***** DATA SECTION *****

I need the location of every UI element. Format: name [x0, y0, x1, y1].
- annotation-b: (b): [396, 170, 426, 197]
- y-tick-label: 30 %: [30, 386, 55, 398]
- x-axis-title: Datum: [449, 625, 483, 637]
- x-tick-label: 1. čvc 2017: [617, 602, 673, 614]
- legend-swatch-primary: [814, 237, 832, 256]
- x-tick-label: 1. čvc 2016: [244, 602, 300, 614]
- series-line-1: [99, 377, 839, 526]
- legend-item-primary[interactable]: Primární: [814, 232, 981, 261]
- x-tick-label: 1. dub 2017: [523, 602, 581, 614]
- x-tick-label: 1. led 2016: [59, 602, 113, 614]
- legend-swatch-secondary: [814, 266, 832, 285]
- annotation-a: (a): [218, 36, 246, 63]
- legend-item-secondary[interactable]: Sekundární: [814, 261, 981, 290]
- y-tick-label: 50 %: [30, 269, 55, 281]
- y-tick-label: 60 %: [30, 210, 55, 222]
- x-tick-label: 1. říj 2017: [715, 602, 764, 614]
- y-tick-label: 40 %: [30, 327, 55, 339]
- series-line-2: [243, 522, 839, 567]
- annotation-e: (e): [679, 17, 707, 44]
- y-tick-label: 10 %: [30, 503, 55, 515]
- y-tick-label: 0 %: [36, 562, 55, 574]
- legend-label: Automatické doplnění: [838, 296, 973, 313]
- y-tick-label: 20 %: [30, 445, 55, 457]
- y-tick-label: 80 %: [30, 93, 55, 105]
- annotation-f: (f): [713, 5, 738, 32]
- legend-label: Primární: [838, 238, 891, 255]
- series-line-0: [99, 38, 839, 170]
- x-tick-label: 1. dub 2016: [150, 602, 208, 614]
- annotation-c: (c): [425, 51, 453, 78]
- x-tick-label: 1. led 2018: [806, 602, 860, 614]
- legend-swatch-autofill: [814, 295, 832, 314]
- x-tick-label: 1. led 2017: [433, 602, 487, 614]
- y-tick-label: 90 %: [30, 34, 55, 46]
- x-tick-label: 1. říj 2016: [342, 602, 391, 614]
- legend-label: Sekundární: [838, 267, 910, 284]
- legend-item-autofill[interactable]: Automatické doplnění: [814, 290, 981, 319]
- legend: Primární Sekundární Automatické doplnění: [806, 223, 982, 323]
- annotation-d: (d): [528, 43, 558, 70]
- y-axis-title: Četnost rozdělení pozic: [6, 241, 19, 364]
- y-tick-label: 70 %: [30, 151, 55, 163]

*****

BRIEF →
Rewrite all the lines above, replacing every "Primární" with "Hlavní" and leaving everything else unchanged.

WORKED ANSWER →
I need the location of every UI element. Format: name [x0, y0, x1, y1].
- annotation-b: (b): [396, 170, 426, 197]
- y-tick-label: 30 %: [30, 386, 55, 398]
- x-axis-title: Datum: [449, 625, 483, 637]
- x-tick-label: 1. čvc 2017: [617, 602, 673, 614]
- legend-swatch-primary: [814, 237, 832, 256]
- x-tick-label: 1. čvc 2016: [244, 602, 300, 614]
- series-line-1: [99, 377, 839, 526]
- legend-item-primary[interactable]: Hlavní: [814, 232, 981, 261]
- x-tick-label: 1. dub 2017: [523, 602, 581, 614]
- x-tick-label: 1. led 2016: [59, 602, 113, 614]
- legend-swatch-secondary: [814, 266, 832, 285]
- annotation-a: (a): [218, 36, 246, 63]
- legend-item-secondary[interactable]: Sekundární: [814, 261, 981, 290]
- y-tick-label: 50 %: [30, 269, 55, 281]
- y-tick-label: 60 %: [30, 210, 55, 222]
- x-tick-label: 1. říj 2017: [715, 602, 764, 614]
- y-tick-label: 40 %: [30, 327, 55, 339]
- series-line-2: [243, 522, 839, 567]
- annotation-e: (e): [679, 17, 707, 44]
- y-tick-label: 10 %: [30, 503, 55, 515]
- y-tick-label: 0 %: [36, 562, 55, 574]
- legend-label: Automatické doplnění: [838, 296, 973, 313]
- y-tick-label: 20 %: [30, 445, 55, 457]
- y-tick-label: 80 %: [30, 93, 55, 105]
- annotation-f: (f): [713, 5, 738, 32]
- legend-label: Hlavní: [838, 238, 891, 255]
- series-line-0: [99, 38, 839, 170]
- x-tick-label: 1. dub 2016: [150, 602, 208, 614]
- annotation-c: (c): [425, 51, 453, 78]
- x-tick-label: 1. led 2018: [806, 602, 860, 614]
- legend-swatch-autofill: [814, 295, 832, 314]
- x-tick-label: 1. led 2017: [433, 602, 487, 614]
- y-tick-label: 90 %: [30, 34, 55, 46]
- x-tick-label: 1. říj 2016: [342, 602, 391, 614]
- legend-label: Sekundární: [838, 267, 910, 284]
- legend-item-autofill[interactable]: Automatické doplnění: [814, 290, 981, 319]
- legend: Hlavní Sekundární Automatické doplnění: [806, 223, 982, 323]
- annotation-d: (d): [528, 43, 558, 70]
- y-axis-title: Četnost rozdělení pozic: [6, 241, 19, 364]
- y-tick-label: 70 %: [30, 151, 55, 163]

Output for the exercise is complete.